Records from a dataset:
>> Start

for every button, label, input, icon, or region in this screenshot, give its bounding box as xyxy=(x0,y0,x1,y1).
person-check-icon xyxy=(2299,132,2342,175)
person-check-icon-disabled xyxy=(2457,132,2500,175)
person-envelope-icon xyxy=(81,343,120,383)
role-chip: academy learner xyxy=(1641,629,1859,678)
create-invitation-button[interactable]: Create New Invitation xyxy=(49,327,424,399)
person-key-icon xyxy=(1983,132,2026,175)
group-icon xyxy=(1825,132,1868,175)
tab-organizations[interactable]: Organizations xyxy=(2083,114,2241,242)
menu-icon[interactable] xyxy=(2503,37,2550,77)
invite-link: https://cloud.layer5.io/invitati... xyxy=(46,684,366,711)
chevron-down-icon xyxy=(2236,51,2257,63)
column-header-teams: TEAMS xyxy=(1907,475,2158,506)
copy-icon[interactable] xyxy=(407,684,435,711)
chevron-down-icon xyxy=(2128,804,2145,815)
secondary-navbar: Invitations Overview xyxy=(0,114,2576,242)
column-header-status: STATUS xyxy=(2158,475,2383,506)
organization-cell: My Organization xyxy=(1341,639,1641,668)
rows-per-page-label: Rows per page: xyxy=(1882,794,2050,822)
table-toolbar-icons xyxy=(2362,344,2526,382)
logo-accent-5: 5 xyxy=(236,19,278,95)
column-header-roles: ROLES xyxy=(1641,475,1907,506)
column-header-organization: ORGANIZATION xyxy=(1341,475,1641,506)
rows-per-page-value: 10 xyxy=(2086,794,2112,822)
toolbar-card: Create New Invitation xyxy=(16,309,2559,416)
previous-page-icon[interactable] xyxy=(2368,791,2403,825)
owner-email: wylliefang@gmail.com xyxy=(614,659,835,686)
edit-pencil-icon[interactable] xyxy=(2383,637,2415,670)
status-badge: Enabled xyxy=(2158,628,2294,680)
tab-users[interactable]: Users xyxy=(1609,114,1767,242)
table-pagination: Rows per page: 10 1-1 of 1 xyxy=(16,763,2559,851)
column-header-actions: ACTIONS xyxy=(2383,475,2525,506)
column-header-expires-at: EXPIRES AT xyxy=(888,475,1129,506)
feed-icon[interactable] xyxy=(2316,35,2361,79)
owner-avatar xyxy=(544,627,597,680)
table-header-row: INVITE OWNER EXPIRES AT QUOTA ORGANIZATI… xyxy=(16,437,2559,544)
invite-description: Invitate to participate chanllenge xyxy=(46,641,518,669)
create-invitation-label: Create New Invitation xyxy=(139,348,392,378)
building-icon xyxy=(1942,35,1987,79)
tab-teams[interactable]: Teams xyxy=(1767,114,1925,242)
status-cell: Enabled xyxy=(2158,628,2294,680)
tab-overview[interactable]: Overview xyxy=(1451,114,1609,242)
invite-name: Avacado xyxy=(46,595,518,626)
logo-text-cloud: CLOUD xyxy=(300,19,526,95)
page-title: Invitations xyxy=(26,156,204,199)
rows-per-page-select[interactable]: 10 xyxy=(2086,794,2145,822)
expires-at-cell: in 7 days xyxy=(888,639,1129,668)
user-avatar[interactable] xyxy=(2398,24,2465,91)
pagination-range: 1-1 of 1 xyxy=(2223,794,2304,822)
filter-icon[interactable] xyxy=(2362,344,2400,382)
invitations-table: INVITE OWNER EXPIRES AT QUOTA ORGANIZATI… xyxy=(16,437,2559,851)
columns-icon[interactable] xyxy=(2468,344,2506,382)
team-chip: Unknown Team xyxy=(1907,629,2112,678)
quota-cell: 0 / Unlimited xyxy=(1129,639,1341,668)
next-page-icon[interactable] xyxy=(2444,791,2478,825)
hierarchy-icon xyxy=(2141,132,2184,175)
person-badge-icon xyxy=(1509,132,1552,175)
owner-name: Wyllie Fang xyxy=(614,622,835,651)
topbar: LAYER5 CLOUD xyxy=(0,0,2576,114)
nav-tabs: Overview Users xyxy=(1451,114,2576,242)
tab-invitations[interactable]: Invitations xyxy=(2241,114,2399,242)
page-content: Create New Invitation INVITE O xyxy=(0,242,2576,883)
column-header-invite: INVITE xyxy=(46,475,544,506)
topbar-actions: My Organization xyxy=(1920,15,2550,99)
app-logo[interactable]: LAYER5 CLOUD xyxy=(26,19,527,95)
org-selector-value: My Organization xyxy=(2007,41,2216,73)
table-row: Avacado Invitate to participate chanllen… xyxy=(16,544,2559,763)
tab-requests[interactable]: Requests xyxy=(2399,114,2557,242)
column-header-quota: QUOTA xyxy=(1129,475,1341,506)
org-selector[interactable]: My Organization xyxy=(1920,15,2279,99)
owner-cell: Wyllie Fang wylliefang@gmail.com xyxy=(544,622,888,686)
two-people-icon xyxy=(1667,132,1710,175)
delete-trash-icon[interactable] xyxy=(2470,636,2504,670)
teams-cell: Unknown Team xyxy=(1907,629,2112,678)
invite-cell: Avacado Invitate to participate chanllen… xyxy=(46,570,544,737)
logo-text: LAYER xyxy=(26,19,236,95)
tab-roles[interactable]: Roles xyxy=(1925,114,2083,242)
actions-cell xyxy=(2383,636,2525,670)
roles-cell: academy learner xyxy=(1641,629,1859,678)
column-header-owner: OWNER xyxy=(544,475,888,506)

>> End

**Set problem**
Write out all of the records above again, line for line, without changing anything.

**Full solution**
for every button, label, input, icon, or region in this screenshot, give its bounding box as xyxy=(x0,y0,x1,y1).
person-check-icon xyxy=(2299,132,2342,175)
person-check-icon-disabled xyxy=(2457,132,2500,175)
person-envelope-icon xyxy=(81,343,120,383)
role-chip: academy learner xyxy=(1641,629,1859,678)
create-invitation-button[interactable]: Create New Invitation xyxy=(49,327,424,399)
person-key-icon xyxy=(1983,132,2026,175)
group-icon xyxy=(1825,132,1868,175)
tab-organizations[interactable]: Organizations xyxy=(2083,114,2241,242)
menu-icon[interactable] xyxy=(2503,37,2550,77)
invite-link: https://cloud.layer5.io/invitati... xyxy=(46,684,366,711)
chevron-down-icon xyxy=(2236,51,2257,63)
column-header-teams: TEAMS xyxy=(1907,475,2158,506)
copy-icon[interactable] xyxy=(407,684,435,711)
chevron-down-icon xyxy=(2128,804,2145,815)
secondary-navbar: Invitations Overview xyxy=(0,114,2576,242)
column-header-status: STATUS xyxy=(2158,475,2383,506)
organization-cell: My Organization xyxy=(1341,639,1641,668)
rows-per-page-label: Rows per page: xyxy=(1882,794,2050,822)
table-toolbar-icons xyxy=(2362,344,2526,382)
logo-accent-5: 5 xyxy=(236,19,278,95)
column-header-roles: ROLES xyxy=(1641,475,1907,506)
column-header-organization: ORGANIZATION xyxy=(1341,475,1641,506)
rows-per-page-value: 10 xyxy=(2086,794,2112,822)
toolbar-card: Create New Invitation xyxy=(16,309,2559,416)
previous-page-icon[interactable] xyxy=(2368,791,2403,825)
owner-email: wylliefang@gmail.com xyxy=(614,659,835,686)
edit-pencil-icon[interactable] xyxy=(2383,637,2415,670)
status-badge: Enabled xyxy=(2158,628,2294,680)
tab-users[interactable]: Users xyxy=(1609,114,1767,242)
table-pagination: Rows per page: 10 1-1 of 1 xyxy=(16,763,2559,851)
column-header-actions: ACTIONS xyxy=(2383,475,2525,506)
column-header-expires-at: EXPIRES AT xyxy=(888,475,1129,506)
feed-icon[interactable] xyxy=(2316,35,2361,79)
owner-avatar xyxy=(544,627,597,680)
table-header-row: INVITE OWNER EXPIRES AT QUOTA ORGANIZATI… xyxy=(16,437,2559,544)
invite-description: Invitate to participate chanllenge xyxy=(46,641,518,669)
create-invitation-label: Create New Invitation xyxy=(139,348,392,378)
building-icon xyxy=(1942,35,1987,79)
tab-teams[interactable]: Teams xyxy=(1767,114,1925,242)
status-cell: Enabled xyxy=(2158,628,2294,680)
tab-overview[interactable]: Overview xyxy=(1451,114,1609,242)
invite-name: Avacado xyxy=(46,595,518,626)
logo-text-cloud: CLOUD xyxy=(300,19,526,95)
page-title: Invitations xyxy=(26,156,204,199)
rows-per-page-select[interactable]: 10 xyxy=(2086,794,2145,822)
expires-at-cell: in 7 days xyxy=(888,639,1129,668)
user-avatar[interactable] xyxy=(2398,24,2465,91)
pagination-range: 1-1 of 1 xyxy=(2223,794,2304,822)
filter-icon[interactable] xyxy=(2362,344,2400,382)
invitations-table: INVITE OWNER EXPIRES AT QUOTA ORGANIZATI… xyxy=(16,437,2559,851)
columns-icon[interactable] xyxy=(2468,344,2506,382)
team-chip: Unknown Team xyxy=(1907,629,2112,678)
quota-cell: 0 / Unlimited xyxy=(1129,639,1341,668)
next-page-icon[interactable] xyxy=(2444,791,2478,825)
hierarchy-icon xyxy=(2141,132,2184,175)
person-badge-icon xyxy=(1509,132,1552,175)
owner-name: Wyllie Fang xyxy=(614,622,835,651)
topbar: LAYER5 CLOUD xyxy=(0,0,2576,114)
nav-tabs: Overview Users xyxy=(1451,114,2576,242)
tab-invitations[interactable]: Invitations xyxy=(2241,114,2399,242)
page-content: Create New Invitation INVITE O xyxy=(0,242,2576,883)
column-header-invite: INVITE xyxy=(46,475,544,506)
topbar-actions: My Organization xyxy=(1920,15,2550,99)
app-logo[interactable]: LAYER5 CLOUD xyxy=(26,19,527,95)
org-selector-value: My Organization xyxy=(2007,41,2216,73)
table-row: Avacado Invitate to participate chanllen… xyxy=(16,544,2559,763)
tab-requests[interactable]: Requests xyxy=(2399,114,2557,242)
column-header-quota: QUOTA xyxy=(1129,475,1341,506)
org-selector[interactable]: My Organization xyxy=(1920,15,2279,99)
owner-cell: Wyllie Fang wylliefang@gmail.com xyxy=(544,622,888,686)
two-people-icon xyxy=(1667,132,1710,175)
delete-trash-icon[interactable] xyxy=(2470,636,2504,670)
teams-cell: Unknown Team xyxy=(1907,629,2112,678)
invite-cell: Avacado Invitate to participate chanllen… xyxy=(46,570,544,737)
logo-text: LAYER xyxy=(26,19,236,95)
tab-roles[interactable]: Roles xyxy=(1925,114,2083,242)
actions-cell xyxy=(2383,636,2525,670)
roles-cell: academy learner xyxy=(1641,629,1859,678)
column-header-owner: OWNER xyxy=(544,475,888,506)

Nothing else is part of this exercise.